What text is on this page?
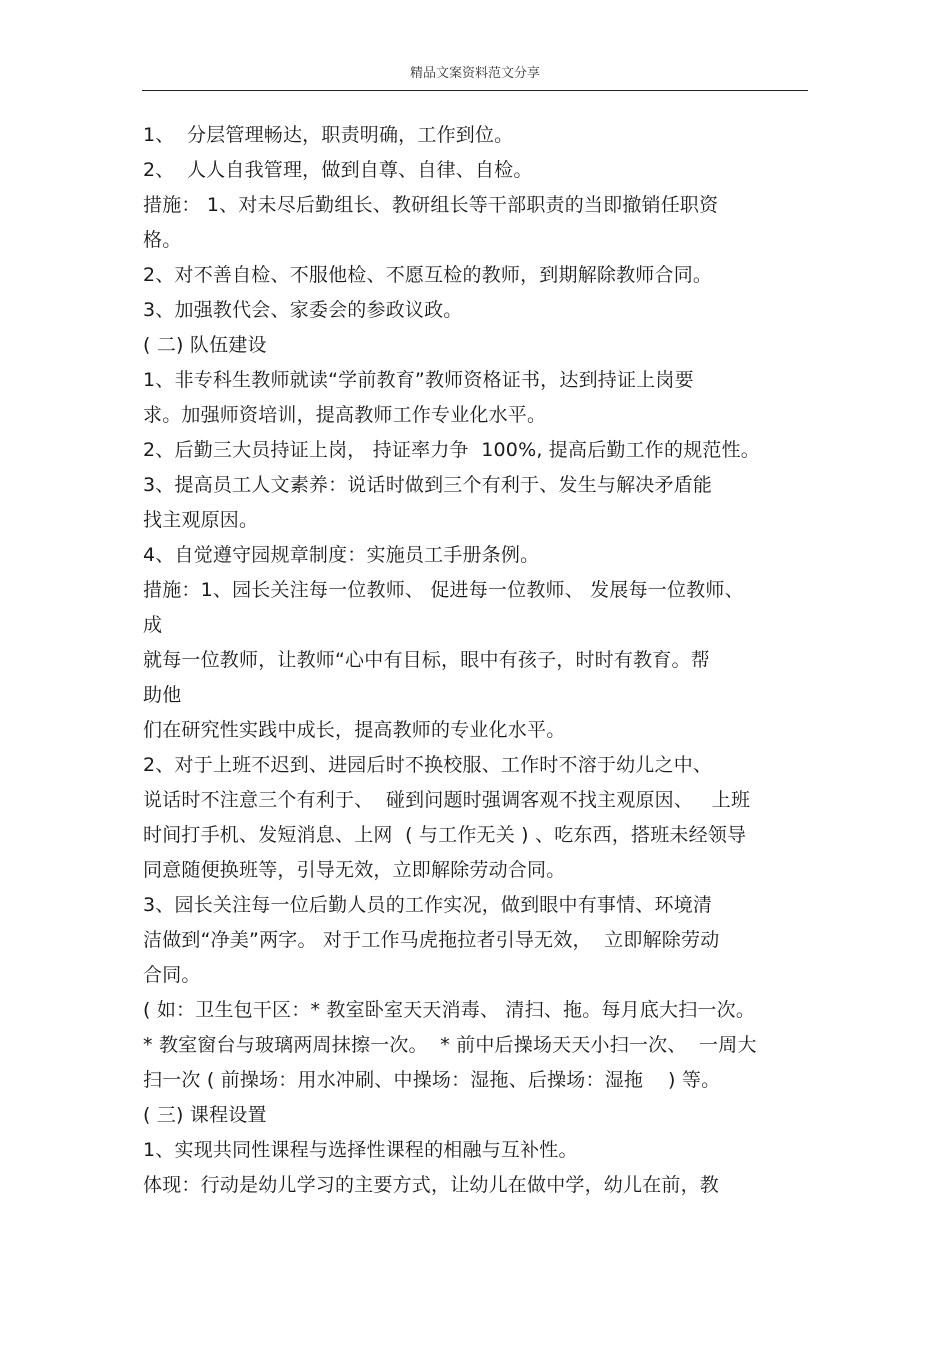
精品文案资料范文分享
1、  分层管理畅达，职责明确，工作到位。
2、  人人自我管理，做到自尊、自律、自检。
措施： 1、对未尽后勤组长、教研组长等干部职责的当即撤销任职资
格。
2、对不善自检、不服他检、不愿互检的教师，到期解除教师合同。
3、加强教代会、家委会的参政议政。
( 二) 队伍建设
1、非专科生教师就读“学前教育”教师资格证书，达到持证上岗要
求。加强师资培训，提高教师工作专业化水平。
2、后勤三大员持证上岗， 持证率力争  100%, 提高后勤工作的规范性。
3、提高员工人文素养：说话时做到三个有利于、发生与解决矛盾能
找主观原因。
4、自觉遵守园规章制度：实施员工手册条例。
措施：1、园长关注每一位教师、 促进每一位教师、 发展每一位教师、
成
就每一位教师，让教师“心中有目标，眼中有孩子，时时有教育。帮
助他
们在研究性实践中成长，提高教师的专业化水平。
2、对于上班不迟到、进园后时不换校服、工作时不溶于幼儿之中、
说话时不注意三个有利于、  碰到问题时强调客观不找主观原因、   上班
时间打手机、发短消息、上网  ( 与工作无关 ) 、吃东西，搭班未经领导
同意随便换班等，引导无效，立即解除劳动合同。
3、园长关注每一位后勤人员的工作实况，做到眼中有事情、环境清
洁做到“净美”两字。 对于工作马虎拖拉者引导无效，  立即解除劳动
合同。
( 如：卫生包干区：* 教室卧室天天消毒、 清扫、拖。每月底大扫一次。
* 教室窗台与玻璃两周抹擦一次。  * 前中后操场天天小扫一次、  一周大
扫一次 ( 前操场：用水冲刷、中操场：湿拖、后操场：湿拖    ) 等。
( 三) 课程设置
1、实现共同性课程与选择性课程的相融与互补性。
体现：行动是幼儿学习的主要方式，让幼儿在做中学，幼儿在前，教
---
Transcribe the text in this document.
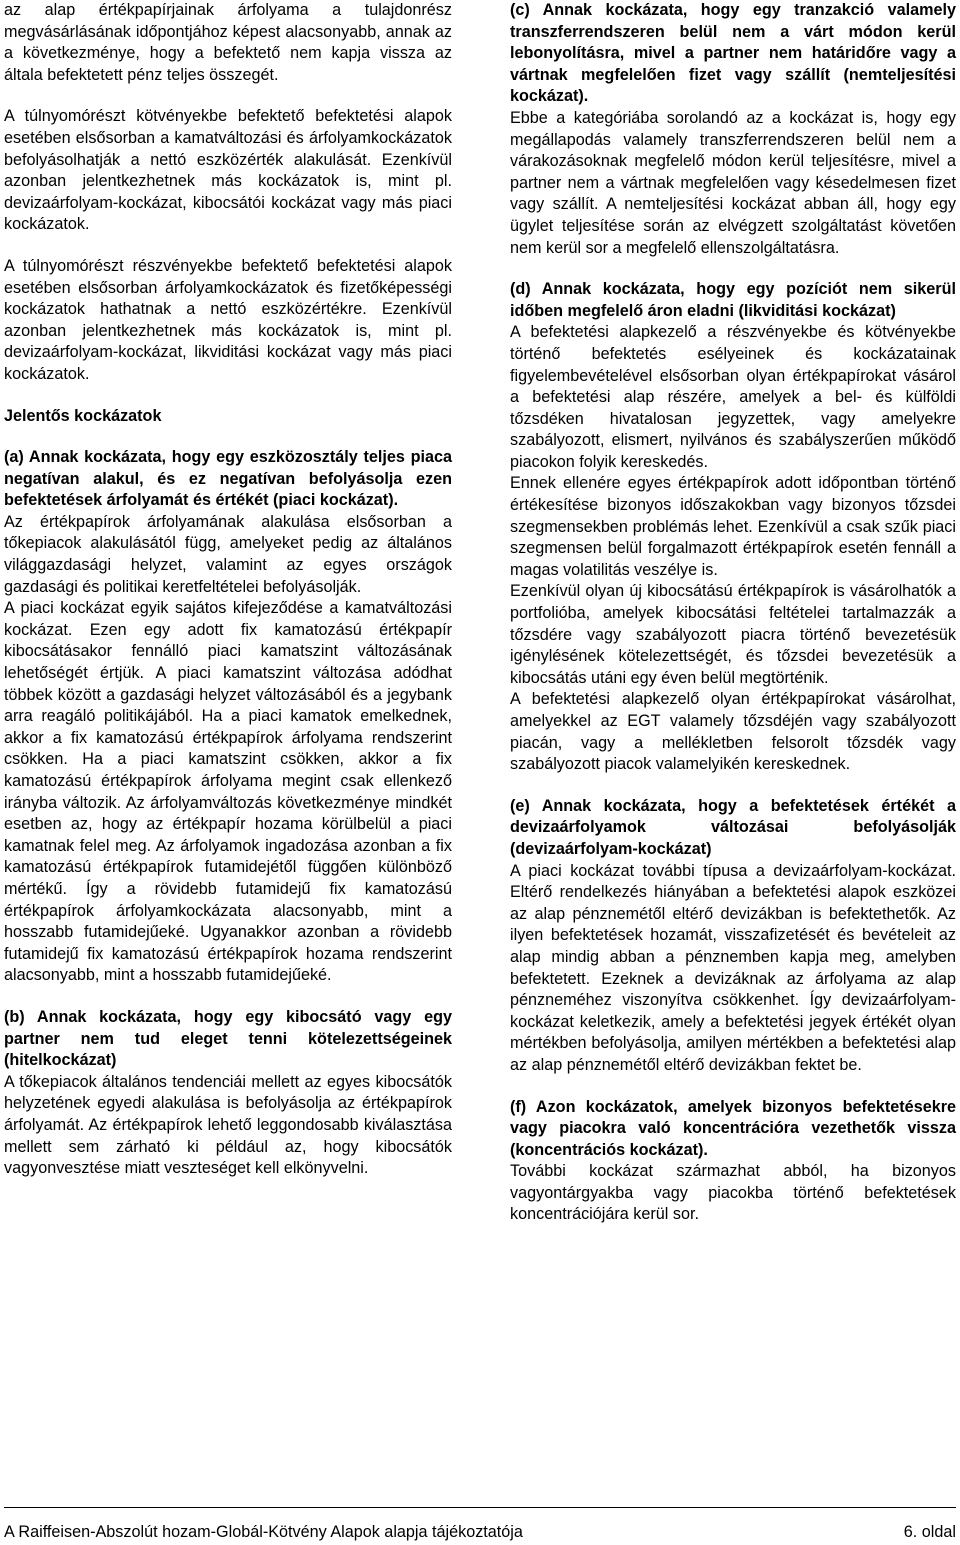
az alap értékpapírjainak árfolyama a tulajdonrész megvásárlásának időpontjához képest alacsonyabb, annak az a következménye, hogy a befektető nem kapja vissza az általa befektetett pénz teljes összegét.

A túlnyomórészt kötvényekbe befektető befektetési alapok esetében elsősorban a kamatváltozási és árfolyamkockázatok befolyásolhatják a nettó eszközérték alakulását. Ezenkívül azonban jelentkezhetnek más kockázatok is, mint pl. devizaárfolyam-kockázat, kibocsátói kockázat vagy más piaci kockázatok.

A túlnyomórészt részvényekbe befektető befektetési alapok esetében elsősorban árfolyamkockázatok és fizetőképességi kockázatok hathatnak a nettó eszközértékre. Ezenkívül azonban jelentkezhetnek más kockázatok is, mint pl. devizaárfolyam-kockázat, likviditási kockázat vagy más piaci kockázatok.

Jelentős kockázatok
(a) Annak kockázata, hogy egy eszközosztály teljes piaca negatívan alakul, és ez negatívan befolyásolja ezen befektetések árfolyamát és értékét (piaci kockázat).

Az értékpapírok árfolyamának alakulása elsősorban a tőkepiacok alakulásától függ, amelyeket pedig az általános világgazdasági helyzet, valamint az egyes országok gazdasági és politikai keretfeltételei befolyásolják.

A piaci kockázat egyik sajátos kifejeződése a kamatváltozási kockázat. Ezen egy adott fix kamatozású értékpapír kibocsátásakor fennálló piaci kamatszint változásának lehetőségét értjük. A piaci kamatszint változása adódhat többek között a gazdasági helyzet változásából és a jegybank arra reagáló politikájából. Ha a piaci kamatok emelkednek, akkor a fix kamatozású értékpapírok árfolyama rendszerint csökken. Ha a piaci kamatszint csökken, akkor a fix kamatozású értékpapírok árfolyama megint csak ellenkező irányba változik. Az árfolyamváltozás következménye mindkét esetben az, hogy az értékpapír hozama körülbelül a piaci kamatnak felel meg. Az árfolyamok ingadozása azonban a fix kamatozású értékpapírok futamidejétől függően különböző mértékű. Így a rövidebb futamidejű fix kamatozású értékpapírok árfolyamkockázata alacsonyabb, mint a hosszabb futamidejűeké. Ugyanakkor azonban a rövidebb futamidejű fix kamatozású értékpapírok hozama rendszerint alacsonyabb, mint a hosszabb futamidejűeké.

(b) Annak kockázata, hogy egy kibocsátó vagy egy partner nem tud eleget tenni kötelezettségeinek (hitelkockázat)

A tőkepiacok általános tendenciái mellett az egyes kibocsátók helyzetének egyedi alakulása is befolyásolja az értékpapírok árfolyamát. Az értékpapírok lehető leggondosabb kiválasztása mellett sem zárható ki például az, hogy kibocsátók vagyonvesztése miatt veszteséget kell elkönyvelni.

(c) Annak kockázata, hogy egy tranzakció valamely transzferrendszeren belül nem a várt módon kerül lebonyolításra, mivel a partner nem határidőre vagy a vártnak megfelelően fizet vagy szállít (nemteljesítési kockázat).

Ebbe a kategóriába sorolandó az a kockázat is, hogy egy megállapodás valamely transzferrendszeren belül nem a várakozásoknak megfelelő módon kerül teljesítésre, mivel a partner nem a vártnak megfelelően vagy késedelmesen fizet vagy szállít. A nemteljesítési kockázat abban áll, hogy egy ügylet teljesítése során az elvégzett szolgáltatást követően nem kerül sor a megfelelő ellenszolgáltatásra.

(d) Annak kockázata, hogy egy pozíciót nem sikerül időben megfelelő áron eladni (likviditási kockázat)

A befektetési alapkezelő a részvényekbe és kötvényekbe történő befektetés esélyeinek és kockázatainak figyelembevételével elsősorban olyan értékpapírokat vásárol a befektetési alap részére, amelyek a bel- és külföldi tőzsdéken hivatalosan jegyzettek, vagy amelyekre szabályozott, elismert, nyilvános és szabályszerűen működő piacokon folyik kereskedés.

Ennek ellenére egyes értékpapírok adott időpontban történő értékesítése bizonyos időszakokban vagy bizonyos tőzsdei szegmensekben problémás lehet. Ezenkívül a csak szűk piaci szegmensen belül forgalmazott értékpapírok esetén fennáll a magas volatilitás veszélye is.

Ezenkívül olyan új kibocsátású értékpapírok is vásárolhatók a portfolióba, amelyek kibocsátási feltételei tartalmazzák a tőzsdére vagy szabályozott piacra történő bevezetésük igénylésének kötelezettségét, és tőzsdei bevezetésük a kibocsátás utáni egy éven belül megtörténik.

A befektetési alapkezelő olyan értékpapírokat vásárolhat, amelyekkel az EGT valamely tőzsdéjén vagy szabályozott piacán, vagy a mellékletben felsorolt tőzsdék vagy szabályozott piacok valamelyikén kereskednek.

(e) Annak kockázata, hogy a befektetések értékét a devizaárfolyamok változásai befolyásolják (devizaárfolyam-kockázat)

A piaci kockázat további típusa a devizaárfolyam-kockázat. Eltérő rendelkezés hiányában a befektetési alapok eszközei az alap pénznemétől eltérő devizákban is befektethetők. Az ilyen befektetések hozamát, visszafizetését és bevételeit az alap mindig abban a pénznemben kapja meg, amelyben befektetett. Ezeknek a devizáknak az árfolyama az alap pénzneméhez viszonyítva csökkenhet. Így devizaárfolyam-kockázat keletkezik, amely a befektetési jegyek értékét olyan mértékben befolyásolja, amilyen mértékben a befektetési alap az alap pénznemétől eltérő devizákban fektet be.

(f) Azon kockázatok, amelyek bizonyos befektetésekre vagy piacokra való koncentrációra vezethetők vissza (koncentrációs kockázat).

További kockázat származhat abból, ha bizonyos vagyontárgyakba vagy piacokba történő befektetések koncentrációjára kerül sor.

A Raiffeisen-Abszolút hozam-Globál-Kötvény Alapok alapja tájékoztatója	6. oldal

Task: Locate the lines above that hold the word "bizonyos". Show every one of them.

Written response:
Ennek ellenére egyes értékpapírok adott időpontban történő értékesítése bizonyos időszakokban vagy bizonyos tőzsdei szegmensekben problémás lehet. Ezenkívül a csak szűk piaci szegmensen belül forgalmazott értékpapírok esetén fennáll a magas volatilitás veszélye is.
(f) Azon kockázatok, amelyek bizonyos befektetésekre vagy piacokra való koncentrációra vezethetők vissza (koncentrációs kockázat).
További kockázat származhat abból, ha bizonyos vagyontárgyakba vagy piacokba történő befektetések koncentrációjára kerül sor.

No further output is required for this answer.